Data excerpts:
* * *
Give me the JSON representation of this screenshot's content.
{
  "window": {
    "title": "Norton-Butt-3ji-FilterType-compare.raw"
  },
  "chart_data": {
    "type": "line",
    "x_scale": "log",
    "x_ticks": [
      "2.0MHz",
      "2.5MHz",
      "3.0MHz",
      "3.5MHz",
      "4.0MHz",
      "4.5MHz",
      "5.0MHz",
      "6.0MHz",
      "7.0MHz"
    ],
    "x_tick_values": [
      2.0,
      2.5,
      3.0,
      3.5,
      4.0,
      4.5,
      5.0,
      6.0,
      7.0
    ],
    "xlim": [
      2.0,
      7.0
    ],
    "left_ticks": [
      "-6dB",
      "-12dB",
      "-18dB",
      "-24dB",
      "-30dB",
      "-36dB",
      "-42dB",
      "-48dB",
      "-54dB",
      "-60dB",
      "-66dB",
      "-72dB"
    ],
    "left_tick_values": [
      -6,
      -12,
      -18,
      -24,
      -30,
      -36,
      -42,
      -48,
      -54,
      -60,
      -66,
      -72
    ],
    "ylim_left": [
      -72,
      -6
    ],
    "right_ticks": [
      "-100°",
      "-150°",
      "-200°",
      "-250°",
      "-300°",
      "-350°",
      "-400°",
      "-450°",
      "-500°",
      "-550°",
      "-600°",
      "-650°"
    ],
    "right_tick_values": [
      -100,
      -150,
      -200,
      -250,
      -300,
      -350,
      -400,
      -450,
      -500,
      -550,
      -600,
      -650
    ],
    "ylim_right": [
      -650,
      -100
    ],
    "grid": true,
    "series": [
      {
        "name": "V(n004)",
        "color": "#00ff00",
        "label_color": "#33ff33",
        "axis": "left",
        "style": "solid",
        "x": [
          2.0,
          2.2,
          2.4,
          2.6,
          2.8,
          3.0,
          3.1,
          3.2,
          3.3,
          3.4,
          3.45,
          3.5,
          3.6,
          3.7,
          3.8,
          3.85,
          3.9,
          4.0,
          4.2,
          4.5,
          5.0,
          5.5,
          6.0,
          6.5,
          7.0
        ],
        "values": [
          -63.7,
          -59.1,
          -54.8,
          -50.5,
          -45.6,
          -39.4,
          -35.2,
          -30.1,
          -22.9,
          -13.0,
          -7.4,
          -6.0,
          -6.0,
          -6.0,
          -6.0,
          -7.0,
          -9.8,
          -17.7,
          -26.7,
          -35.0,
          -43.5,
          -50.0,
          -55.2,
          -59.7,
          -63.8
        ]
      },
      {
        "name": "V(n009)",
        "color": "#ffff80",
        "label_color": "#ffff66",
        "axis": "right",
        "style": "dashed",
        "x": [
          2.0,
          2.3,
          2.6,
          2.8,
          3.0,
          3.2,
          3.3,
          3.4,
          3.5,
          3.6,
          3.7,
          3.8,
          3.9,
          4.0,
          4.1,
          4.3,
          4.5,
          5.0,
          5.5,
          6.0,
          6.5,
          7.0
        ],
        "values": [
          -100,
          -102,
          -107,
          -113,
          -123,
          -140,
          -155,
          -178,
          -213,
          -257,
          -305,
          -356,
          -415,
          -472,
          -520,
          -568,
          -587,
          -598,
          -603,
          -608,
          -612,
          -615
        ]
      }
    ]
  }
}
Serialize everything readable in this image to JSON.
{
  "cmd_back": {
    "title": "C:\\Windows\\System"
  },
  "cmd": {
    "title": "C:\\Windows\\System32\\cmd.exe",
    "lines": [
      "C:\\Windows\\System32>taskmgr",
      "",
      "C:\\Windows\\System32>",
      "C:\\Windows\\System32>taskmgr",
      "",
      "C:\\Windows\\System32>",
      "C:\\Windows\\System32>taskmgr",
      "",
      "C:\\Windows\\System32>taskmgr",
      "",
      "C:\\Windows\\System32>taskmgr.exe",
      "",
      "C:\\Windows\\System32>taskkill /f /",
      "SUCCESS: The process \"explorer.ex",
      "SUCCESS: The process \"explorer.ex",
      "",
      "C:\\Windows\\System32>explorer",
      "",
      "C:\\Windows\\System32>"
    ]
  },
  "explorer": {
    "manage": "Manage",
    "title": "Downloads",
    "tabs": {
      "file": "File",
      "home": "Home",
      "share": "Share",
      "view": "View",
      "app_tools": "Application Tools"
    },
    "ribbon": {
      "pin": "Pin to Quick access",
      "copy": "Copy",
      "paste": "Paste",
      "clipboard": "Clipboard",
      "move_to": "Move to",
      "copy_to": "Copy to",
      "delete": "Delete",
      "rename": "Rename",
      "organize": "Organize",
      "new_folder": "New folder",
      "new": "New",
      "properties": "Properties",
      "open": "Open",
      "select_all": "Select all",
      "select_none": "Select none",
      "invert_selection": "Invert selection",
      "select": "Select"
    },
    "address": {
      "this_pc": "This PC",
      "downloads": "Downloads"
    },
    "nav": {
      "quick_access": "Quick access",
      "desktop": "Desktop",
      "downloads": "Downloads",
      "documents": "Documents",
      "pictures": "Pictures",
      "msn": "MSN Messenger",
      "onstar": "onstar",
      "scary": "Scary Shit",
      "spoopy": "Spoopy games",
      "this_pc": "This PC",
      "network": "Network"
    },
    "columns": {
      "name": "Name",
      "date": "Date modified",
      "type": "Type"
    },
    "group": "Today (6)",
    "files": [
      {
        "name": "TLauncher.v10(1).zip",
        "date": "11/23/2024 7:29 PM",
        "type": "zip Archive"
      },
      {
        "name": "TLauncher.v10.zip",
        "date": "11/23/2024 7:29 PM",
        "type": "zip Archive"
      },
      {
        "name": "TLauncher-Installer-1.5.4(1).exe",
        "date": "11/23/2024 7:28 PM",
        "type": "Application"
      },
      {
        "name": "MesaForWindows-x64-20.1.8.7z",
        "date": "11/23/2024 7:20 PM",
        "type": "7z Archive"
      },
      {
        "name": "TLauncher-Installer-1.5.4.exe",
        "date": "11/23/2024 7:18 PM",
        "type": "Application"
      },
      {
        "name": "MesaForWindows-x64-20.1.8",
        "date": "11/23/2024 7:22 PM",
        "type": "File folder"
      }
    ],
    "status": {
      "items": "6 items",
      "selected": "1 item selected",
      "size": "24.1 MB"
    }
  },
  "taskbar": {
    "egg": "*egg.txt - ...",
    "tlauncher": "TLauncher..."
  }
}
* * *
Challenge
Emit the records above again, exactly, with no line skipped.

Solution
Give me the JSON representation of this screenshot's content.
{
  "window": {
    "title": "Norton-Butt-3ji-FilterType-compare.raw"
  },
  "chart_data": {
    "type": "line",
    "x_scale": "log",
    "x_ticks": [
      "2.0MHz",
      "2.5MHz",
      "3.0MHz",
      "3.5MHz",
      "4.0MHz",
      "4.5MHz",
      "5.0MHz",
      "6.0MHz",
      "7.0MHz"
    ],
    "x_tick_values": [
      2.0,
      2.5,
      3.0,
      3.5,
      4.0,
      4.5,
      5.0,
      6.0,
      7.0
    ],
    "xlim": [
      2.0,
      7.0
    ],
    "left_ticks": [
      "-6dB",
      "-12dB",
      "-18dB",
      "-24dB",
      "-30dB",
      "-36dB",
      "-42dB",
      "-48dB",
      "-54dB",
      "-60dB",
      "-66dB",
      "-72dB"
    ],
    "left_tick_values": [
      -6,
      -12,
      -18,
      -24,
      -30,
      -36,
      -42,
      -48,
      -54,
      -60,
      -66,
      -72
    ],
    "ylim_left": [
      -72,
      -6
    ],
    "right_ticks": [
      "-100°",
      "-150°",
      "-200°",
      "-250°",
      "-300°",
      "-350°",
      "-400°",
      "-450°",
      "-500°",
      "-550°",
      "-600°",
      "-650°"
    ],
    "right_tick_values": [
      -100,
      -150,
      -200,
      -250,
      -300,
      -350,
      -400,
      -450,
      -500,
      -550,
      -600,
      -650
    ],
    "ylim_right": [
      -650,
      -100
    ],
    "grid": true,
    "series": [
      {
        "name": "V(n004)",
        "color": "#00ff00",
        "label_color": "#33ff33",
        "axis": "left",
        "style": "solid",
        "x": [
          2.0,
          2.2,
          2.4,
          2.6,
          2.8,
          3.0,
          3.1,
          3.2,
          3.3,
          3.4,
          3.45,
          3.5,
          3.6,
          3.7,
          3.8,
          3.85,
          3.9,
          4.0,
          4.2,
          4.5,
          5.0,
          5.5,
          6.0,
          6.5,
          7.0
        ],
        "values": [
          -63.7,
          -59.1,
          -54.8,
          -50.5,
          -45.6,
          -39.4,
          -35.2,
          -30.1,
          -22.9,
          -13.0,
          -7.4,
          -6.0,
          -6.0,
          -6.0,
          -6.0,
          -7.0,
          -9.8,
          -17.7,
          -26.7,
          -35.0,
          -43.5,
          -50.0,
          -55.2,
          -59.7,
          -63.8
        ]
      },
      {
        "name": "V(n009)",
        "color": "#ffff80",
        "label_color": "#ffff66",
        "axis": "right",
        "style": "dashed",
        "x": [
          2.0,
          2.3,
          2.6,
          2.8,
          3.0,
          3.2,
          3.3,
          3.4,
          3.5,
          3.6,
          3.7,
          3.8,
          3.9,
          4.0,
          4.1,
          4.3,
          4.5,
          5.0,
          5.5,
          6.0,
          6.5,
          7.0
        ],
        "values": [
          -100,
          -102,
          -107,
          -113,
          -123,
          -140,
          -155,
          -178,
          -213,
          -257,
          -305,
          -356,
          -415,
          -472,
          -520,
          -568,
          -587,
          -598,
          -603,
          -608,
          -612,
          -615
        ]
      }
    ]
  }
}
Serialize everything readable in this image to JSON.
{
  "cmd_back": {
    "title": "C:\\Windows\\System"
  },
  "cmd": {
    "title": "C:\\Windows\\System32\\cmd.exe",
    "lines": [
      "C:\\Windows\\System32>taskmgr",
      "",
      "C:\\Windows\\System32>",
      "C:\\Windows\\System32>taskmgr",
      "",
      "C:\\Windows\\System32>",
      "C:\\Windows\\System32>taskmgr",
      "",
      "C:\\Windows\\System32>taskmgr",
      "",
      "C:\\Windows\\System32>taskmgr.exe",
      "",
      "C:\\Windows\\System32>taskkill /f /",
      "SUCCESS: The process \"explorer.ex",
      "SUCCESS: The process \"explorer.ex",
      "",
      "C:\\Windows\\System32>explorer",
      "",
      "C:\\Windows\\System32>"
    ]
  },
  "explorer": {
    "manage": "Manage",
    "title": "Downloads",
    "tabs": {
      "file": "File",
      "home": "Home",
      "share": "Share",
      "view": "View",
      "app_tools": "Application Tools"
    },
    "ribbon": {
      "pin": "Pin to Quick access",
      "copy": "Copy",
      "paste": "Paste",
      "clipboard": "Clipboard",
      "move_to": "Move to",
      "copy_to": "Copy to",
      "delete": "Delete",
      "rename": "Rename",
      "organize": "Organize",
      "new_folder": "New folder",
      "new": "New",
      "properties": "Properties",
      "open": "Open",
      "select_all": "Select all",
      "select_none": "Select none",
      "invert_selection": "Invert selection",
      "select": "Select"
    },
    "address": {
      "this_pc": "This PC",
      "downloads": "Downloads"
    },
    "nav": {
      "quick_access": "Quick access",
      "desktop": "Desktop",
      "downloads": "Downloads",
      "documents": "Documents",
      "pictures": "Pictures",
      "msn": "MSN Messenger",
      "onstar": "onstar",
      "scary": "Scary Shit",
      "spoopy": "Spoopy games",
      "this_pc": "This PC",
      "network": "Network"
    },
    "columns": {
      "name": "Name",
      "date": "Date modified",
      "type": "Type"
    },
    "group": "Today (6)",
    "files": [
      {
        "name": "TLauncher.v10(1).zip",
        "date": "11/23/2024 7:29 PM",
        "type": "zip Archive"
      },
      {
        "name": "TLauncher.v10.zip",
        "date": "11/23/2024 7:29 PM",
        "type": "zip Archive"
      },
      {
        "name": "TLauncher-Installer-1.5.4(1).exe",
        "date": "11/23/2024 7:28 PM",
        "type": "Application"
      },
      {
        "name": "MesaForWindows-x64-20.1.8.7z",
        "date": "11/23/2024 7:20 PM",
        "type": "7z Archive"
      },
      {
        "name": "TLauncher-Installer-1.5.4.exe",
        "date": "11/23/2024 7:18 PM",
        "type": "Application"
      },
      {
        "name": "MesaForWindows-x64-20.1.8",
        "date": "11/23/2024 7:22 PM",
        "type": "File folder"
      }
    ],
    "status": {
      "items": "6 items",
      "selected": "1 item selected",
      "size": "24.1 MB"
    }
  },
  "taskbar": {
    "egg": "*egg.txt - ...",
    "tlauncher": "TLauncher..."
  }
}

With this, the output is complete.